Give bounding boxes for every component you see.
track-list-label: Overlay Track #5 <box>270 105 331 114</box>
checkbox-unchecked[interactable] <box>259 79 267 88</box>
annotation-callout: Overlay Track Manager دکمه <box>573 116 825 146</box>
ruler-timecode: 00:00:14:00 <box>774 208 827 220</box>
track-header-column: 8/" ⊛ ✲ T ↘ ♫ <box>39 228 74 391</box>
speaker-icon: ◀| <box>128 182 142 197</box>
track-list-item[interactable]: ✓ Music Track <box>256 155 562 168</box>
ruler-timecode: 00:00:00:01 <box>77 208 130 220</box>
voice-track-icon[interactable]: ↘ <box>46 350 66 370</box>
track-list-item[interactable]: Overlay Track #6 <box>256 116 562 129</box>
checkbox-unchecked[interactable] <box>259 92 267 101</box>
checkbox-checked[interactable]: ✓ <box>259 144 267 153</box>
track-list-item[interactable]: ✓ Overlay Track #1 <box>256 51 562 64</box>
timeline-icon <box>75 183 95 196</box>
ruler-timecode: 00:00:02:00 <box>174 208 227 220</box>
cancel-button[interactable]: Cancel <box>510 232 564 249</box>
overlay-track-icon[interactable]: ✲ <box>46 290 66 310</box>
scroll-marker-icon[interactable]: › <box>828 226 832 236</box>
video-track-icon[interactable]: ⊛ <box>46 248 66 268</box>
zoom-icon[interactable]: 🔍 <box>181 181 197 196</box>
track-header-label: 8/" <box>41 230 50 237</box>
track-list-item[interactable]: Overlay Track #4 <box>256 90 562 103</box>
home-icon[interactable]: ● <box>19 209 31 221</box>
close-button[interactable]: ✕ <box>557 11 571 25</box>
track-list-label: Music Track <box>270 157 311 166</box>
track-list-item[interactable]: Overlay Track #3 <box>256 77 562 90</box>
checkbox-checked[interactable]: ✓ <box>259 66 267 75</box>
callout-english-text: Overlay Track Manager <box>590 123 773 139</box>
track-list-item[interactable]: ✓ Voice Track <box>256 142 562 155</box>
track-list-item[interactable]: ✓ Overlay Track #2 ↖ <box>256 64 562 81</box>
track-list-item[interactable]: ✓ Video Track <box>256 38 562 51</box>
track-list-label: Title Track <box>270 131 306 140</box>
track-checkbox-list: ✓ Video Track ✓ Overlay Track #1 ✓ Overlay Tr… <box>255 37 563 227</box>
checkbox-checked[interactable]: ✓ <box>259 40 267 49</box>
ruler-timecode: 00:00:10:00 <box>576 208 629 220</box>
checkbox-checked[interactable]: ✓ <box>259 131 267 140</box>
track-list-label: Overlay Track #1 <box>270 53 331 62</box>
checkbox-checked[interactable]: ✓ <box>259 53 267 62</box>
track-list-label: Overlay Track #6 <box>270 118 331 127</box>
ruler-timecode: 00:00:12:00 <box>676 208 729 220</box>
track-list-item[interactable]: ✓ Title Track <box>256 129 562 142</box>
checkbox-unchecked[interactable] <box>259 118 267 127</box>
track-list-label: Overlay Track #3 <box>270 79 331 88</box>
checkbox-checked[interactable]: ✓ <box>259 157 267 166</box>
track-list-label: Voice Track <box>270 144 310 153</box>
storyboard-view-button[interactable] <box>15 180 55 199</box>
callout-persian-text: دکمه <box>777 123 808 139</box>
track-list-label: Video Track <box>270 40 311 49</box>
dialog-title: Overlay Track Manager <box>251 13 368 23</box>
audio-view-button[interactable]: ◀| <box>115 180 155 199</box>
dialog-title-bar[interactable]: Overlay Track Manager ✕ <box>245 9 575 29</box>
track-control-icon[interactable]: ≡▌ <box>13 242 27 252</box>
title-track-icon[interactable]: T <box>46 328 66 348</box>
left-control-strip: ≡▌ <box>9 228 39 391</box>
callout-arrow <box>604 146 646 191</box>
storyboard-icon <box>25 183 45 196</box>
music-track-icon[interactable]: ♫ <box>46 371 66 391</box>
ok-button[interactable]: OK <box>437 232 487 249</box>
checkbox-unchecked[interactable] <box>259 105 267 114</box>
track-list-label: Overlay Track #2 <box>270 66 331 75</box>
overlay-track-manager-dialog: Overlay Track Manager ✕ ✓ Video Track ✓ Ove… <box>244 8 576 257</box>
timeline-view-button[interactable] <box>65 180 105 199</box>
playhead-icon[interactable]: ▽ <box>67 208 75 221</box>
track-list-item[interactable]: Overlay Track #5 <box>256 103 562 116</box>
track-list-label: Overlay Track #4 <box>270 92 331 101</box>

--*--

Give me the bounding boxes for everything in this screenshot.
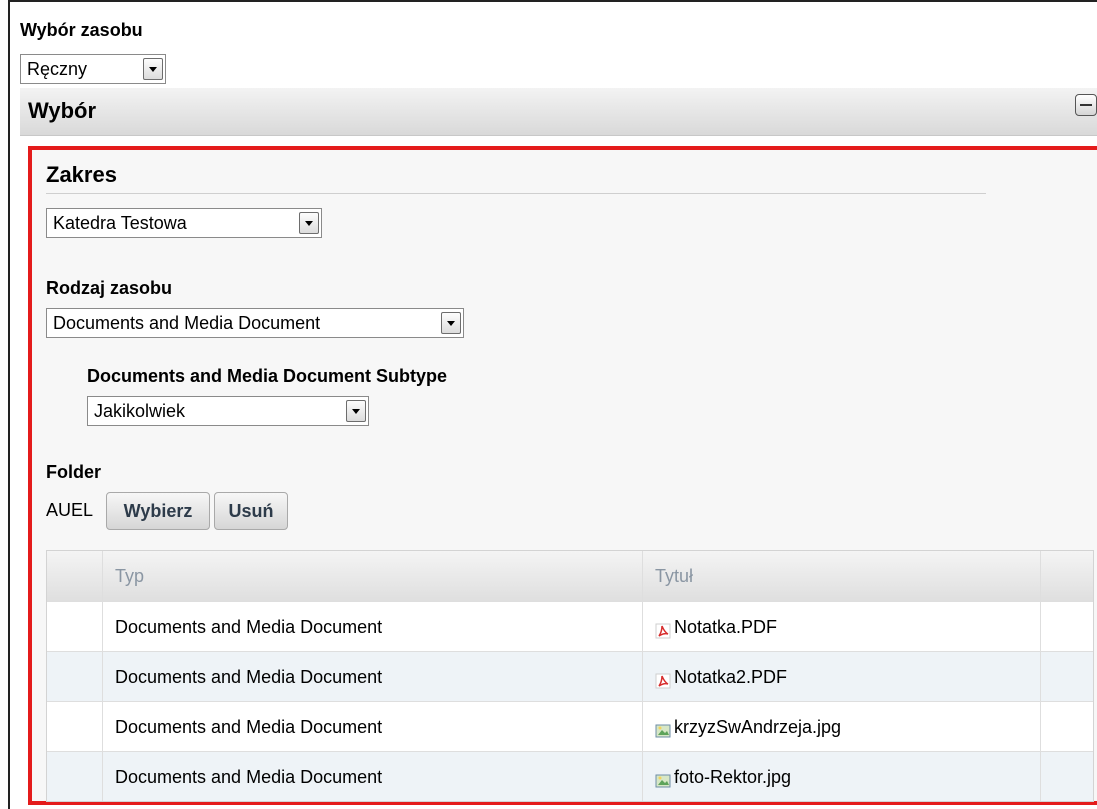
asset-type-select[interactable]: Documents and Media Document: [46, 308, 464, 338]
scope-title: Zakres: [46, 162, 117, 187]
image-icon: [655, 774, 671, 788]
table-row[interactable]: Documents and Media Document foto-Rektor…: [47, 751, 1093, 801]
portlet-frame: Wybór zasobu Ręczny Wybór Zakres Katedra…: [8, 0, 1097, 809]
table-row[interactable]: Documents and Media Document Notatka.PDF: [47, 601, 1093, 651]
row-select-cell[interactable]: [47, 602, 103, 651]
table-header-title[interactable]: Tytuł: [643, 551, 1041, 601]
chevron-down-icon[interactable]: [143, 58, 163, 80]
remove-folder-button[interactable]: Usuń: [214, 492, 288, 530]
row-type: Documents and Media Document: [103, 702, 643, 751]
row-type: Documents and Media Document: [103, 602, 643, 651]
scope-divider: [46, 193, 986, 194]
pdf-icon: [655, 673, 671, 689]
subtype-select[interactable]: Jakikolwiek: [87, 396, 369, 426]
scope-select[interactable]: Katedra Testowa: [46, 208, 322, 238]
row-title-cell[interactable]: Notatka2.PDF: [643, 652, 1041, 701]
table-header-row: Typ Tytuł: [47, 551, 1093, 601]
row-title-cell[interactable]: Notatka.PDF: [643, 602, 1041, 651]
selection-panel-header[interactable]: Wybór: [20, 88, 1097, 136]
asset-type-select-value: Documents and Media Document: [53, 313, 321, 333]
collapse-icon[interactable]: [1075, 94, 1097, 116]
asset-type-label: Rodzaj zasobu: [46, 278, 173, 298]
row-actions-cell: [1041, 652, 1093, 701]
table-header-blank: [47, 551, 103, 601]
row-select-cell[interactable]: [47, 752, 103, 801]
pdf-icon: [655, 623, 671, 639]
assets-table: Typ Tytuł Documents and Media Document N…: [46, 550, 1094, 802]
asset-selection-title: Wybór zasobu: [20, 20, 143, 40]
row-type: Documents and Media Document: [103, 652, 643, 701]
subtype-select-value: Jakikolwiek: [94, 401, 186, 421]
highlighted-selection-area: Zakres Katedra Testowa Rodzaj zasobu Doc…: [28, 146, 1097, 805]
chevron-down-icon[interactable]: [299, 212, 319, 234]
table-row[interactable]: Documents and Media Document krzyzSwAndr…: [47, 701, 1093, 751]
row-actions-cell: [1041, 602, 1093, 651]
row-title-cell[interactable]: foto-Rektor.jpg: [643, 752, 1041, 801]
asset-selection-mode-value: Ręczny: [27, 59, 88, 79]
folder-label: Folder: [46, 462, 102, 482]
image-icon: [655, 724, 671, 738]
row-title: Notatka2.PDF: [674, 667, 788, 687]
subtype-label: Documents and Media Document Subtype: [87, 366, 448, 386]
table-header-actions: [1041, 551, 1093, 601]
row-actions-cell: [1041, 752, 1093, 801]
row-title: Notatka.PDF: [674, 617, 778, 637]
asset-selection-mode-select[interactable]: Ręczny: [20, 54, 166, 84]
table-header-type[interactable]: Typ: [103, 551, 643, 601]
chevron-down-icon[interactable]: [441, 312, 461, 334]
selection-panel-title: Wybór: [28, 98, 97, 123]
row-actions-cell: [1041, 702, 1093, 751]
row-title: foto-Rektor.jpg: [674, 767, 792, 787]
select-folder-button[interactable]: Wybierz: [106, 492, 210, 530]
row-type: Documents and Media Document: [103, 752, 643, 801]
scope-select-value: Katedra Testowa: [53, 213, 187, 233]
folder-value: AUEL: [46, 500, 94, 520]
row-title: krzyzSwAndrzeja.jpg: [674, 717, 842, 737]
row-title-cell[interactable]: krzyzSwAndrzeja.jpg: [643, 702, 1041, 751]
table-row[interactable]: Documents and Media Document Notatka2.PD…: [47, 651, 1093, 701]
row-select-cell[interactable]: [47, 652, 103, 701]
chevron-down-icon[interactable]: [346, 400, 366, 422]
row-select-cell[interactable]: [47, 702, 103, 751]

--*--

§ **Short problem**:
Print the stretch of the listing from the line containing "Give bounding boxes" through the line containing "track-list-item[interactable]: ✓ Video", both ends included, copying each line character for character.

§ **Task response**:
Give bounding boxes for every component you see.
track-list-label: Overlay Track #5 <box>270 105 331 114</box>
checkbox-unchecked[interactable] <box>259 79 267 88</box>
annotation-callout: Overlay Track Manager دکمه <box>573 116 825 146</box>
ruler-timecode: 00:00:14:00 <box>774 208 827 220</box>
track-header-column: 8/" ⊛ ✲ T ↘ ♫ <box>39 228 74 391</box>
speaker-icon: ◀| <box>128 182 142 197</box>
track-list-item[interactable]: ✓ Music Track <box>256 155 562 168</box>
ruler-timecode: 00:00:00:01 <box>77 208 130 220</box>
voice-track-icon[interactable]: ↘ <box>46 350 66 370</box>
track-list-item[interactable]: Overlay Track #6 <box>256 116 562 129</box>
checkbox-unchecked[interactable] <box>259 92 267 101</box>
checkbox-checked[interactable]: ✓ <box>259 144 267 153</box>
track-list-item[interactable]: ✓ Overlay Track #1 <box>256 51 562 64</box>
timeline-icon <box>75 183 95 196</box>
ruler-timecode: 00:00:02:00 <box>174 208 227 220</box>
cancel-button[interactable]: Cancel <box>510 232 564 249</box>
overlay-track-icon[interactable]: ✲ <box>46 290 66 310</box>
scroll-marker-icon[interactable]: › <box>828 226 832 236</box>
video-track-icon[interactable]: ⊛ <box>46 248 66 268</box>
zoom-icon[interactable]: 🔍 <box>181 181 197 196</box>
track-header-label: 8/" <box>41 230 50 237</box>
track-list-item[interactable]: Overlay Track #4 <box>256 90 562 103</box>
home-icon[interactable]: ● <box>19 209 31 221</box>
close-button[interactable]: ✕ <box>557 11 571 25</box>
track-list-label: Music Track <box>270 157 311 166</box>
track-list-item[interactable]: Overlay Track #3 <box>256 77 562 90</box>
checkbox-checked[interactable]: ✓ <box>259 66 267 75</box>
callout-english-text: Overlay Track Manager <box>590 123 773 139</box>
track-list-item[interactable]: ✓ Voice Track <box>256 142 562 155</box>
track-list-item[interactable]: ✓ Overlay Track #2 ↖ <box>256 64 562 81</box>
track-list-item[interactable]: ✓ Video Track <box>256 38 562 51</box>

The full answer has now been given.